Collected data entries

= = = =

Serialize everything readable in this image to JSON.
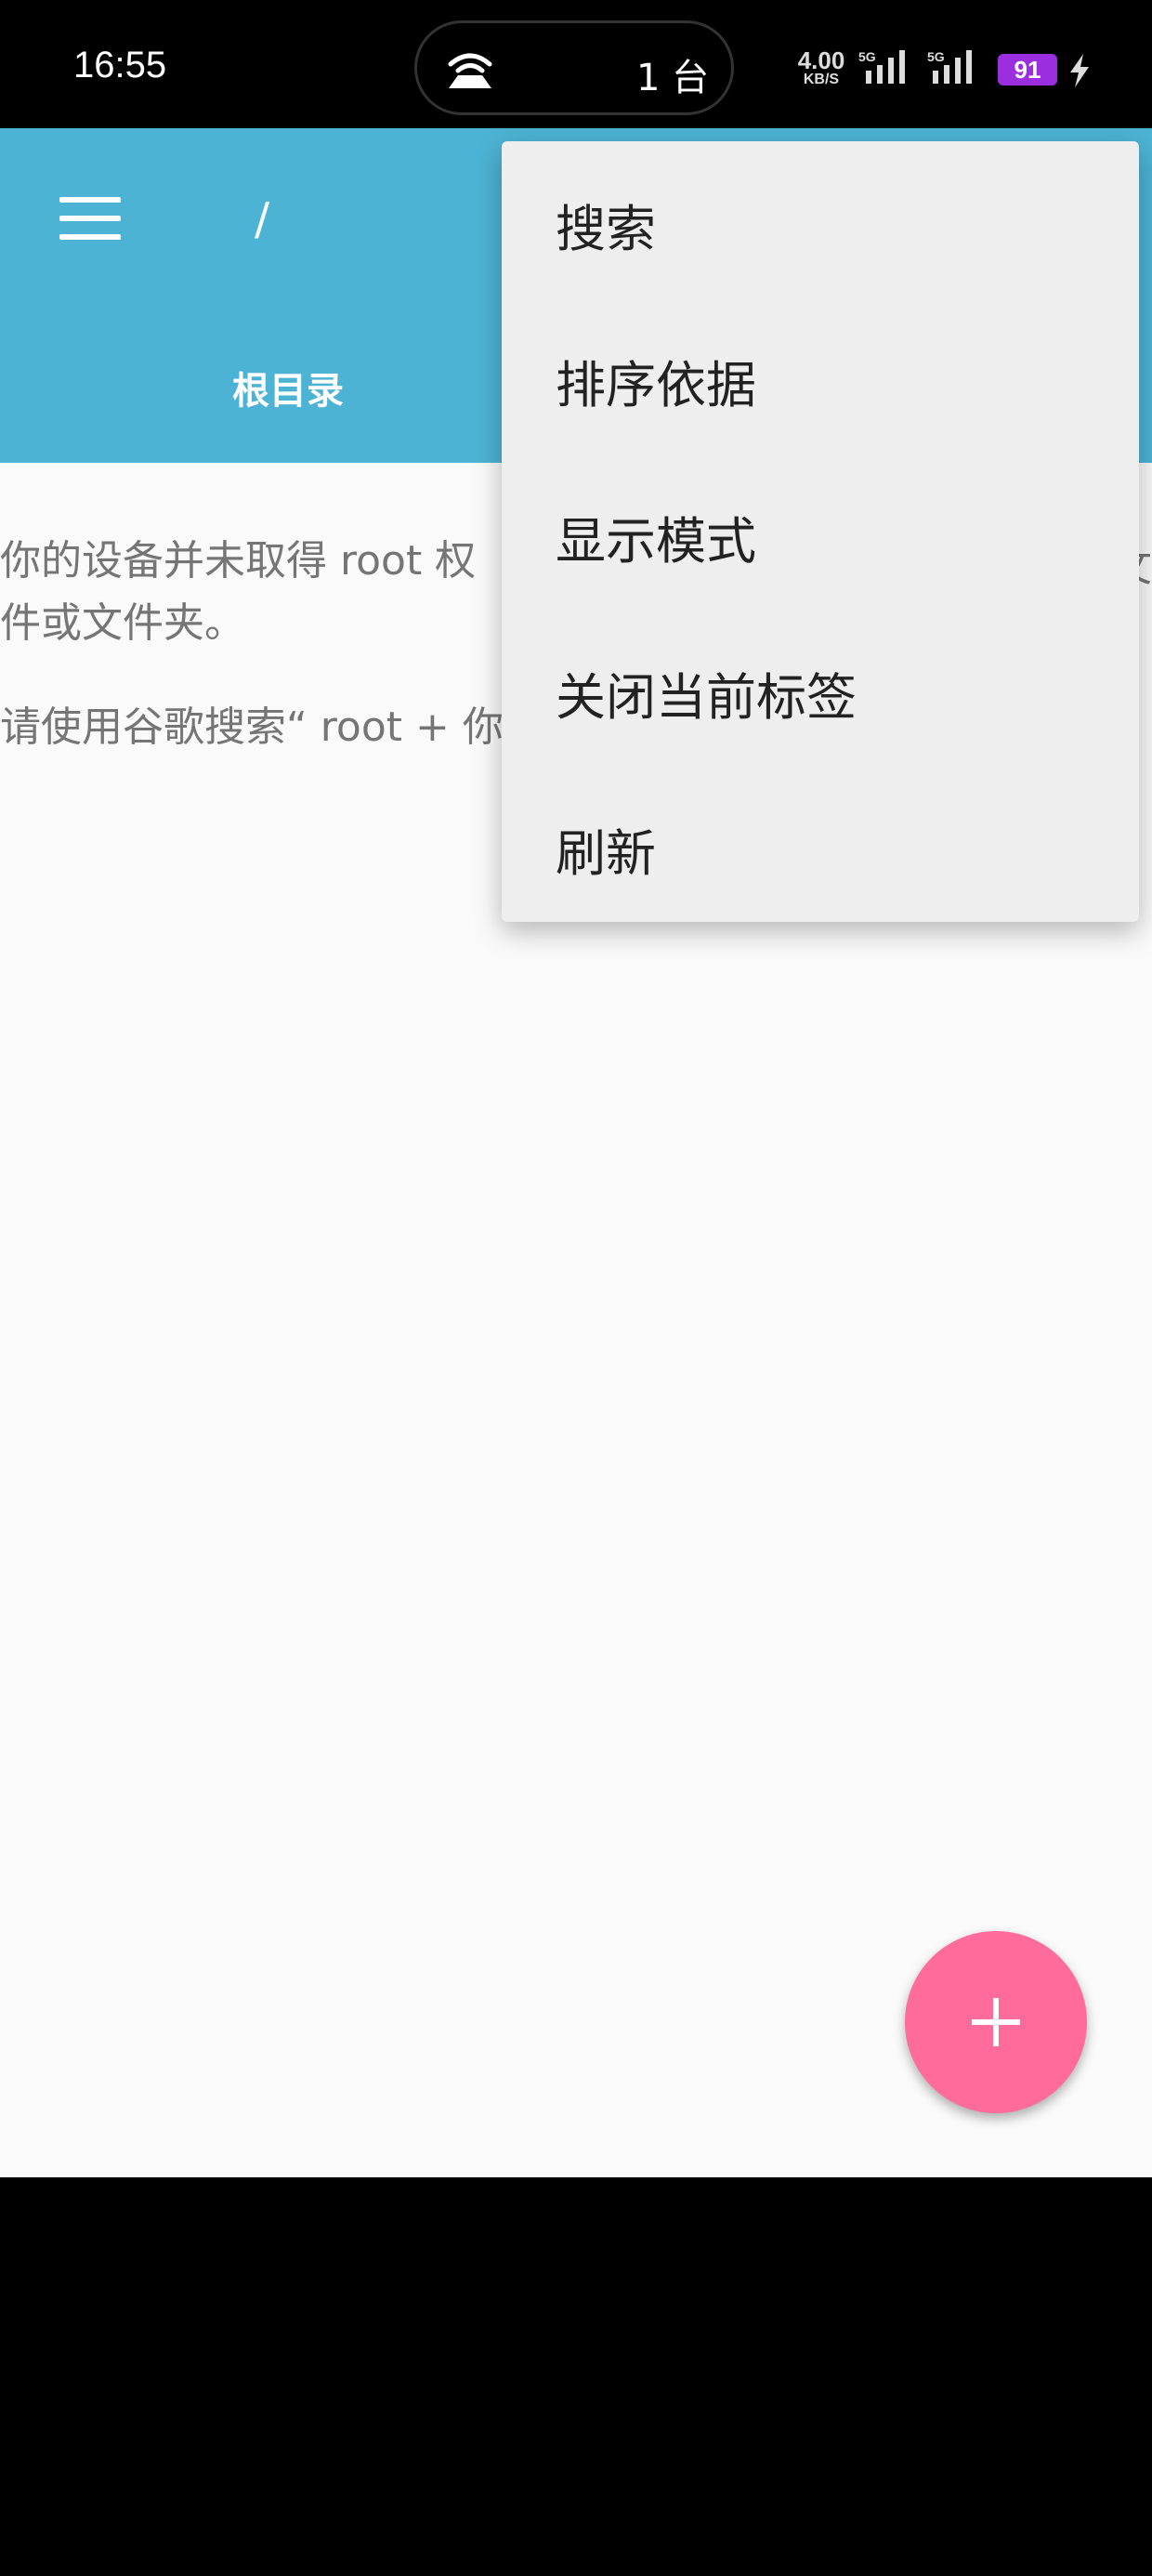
{
  "status_bar": {
    "time": "16:55",
    "hotspot_devices": "1 台",
    "net_speed_value": "4.00",
    "net_speed_unit": "KB/S",
    "sim1": "5G",
    "sim2": "5G",
    "battery": "91"
  },
  "app_bar": {
    "path": "/",
    "tab_label": "根目录"
  },
  "content": {
    "message_line1": "你的设备并未取得 root 权",
    "message_line1_tail": "文",
    "message_line2": "件或文件夹。",
    "message_line3": "请使用谷歌搜索“ root + 你"
  },
  "overflow_menu": {
    "items": [
      {
        "label": "搜索"
      },
      {
        "label": "排序依据"
      },
      {
        "label": "显示模式"
      },
      {
        "label": "关闭当前标签"
      },
      {
        "label": "刷新"
      }
    ]
  },
  "colors": {
    "app_bar": "#4db3d4",
    "fab": "#ff6b9a",
    "battery": "#9b2fe0"
  }
}
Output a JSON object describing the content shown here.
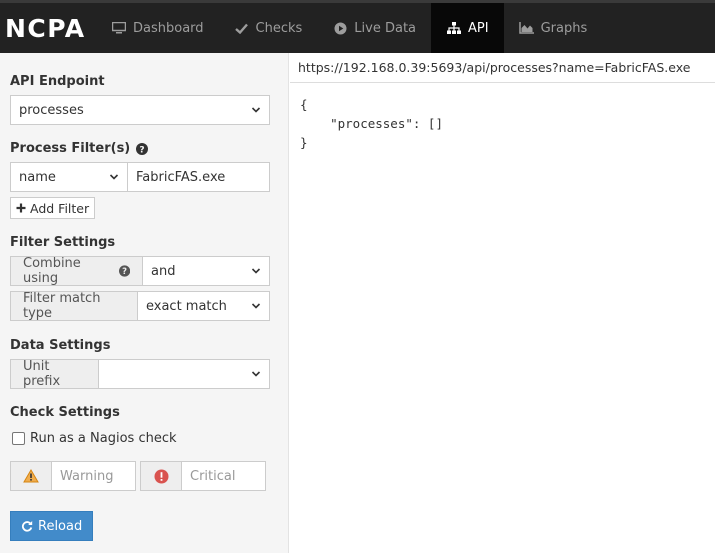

= = = =

Each record must be quoted in full and exactly. Do not include the pictures.

> **Answer to the task**
Serialize everything readable in this image to JSON.
{
  "status_bar": {
    "time": "16:55",
    "hotspot_devices": "1 台",
    "net_speed_value": "4.00",
    "net_speed_unit": "KB/S",
    "sim1": "5G",
    "sim2": "5G",
    "battery": "91"
  },
  "app_bar": {
    "path": "/",
    "tab_label": "根目录"
  },
  "content": {
    "message_line1": "你的设备并未取得 root 权",
    "message_line1_tail": "文",
    "message_line2": "件或文件夹。",
    "message_line3": "请使用谷歌搜索“ root + 你"
  },
  "overflow_menu": {
    "items": [
      {
        "label": "搜索"
      },
      {
        "label": "排序依据"
      },
      {
        "label": "显示模式"
      },
      {
        "label": "关闭当前标签"
      },
      {
        "label": "刷新"
      }
    ]
  },
  "colors": {
    "app_bar": "#4db3d4",
    "fab": "#ff6b9a",
    "battery": "#9b2fe0"
  }
}
Output a JSON object describing the content shown here.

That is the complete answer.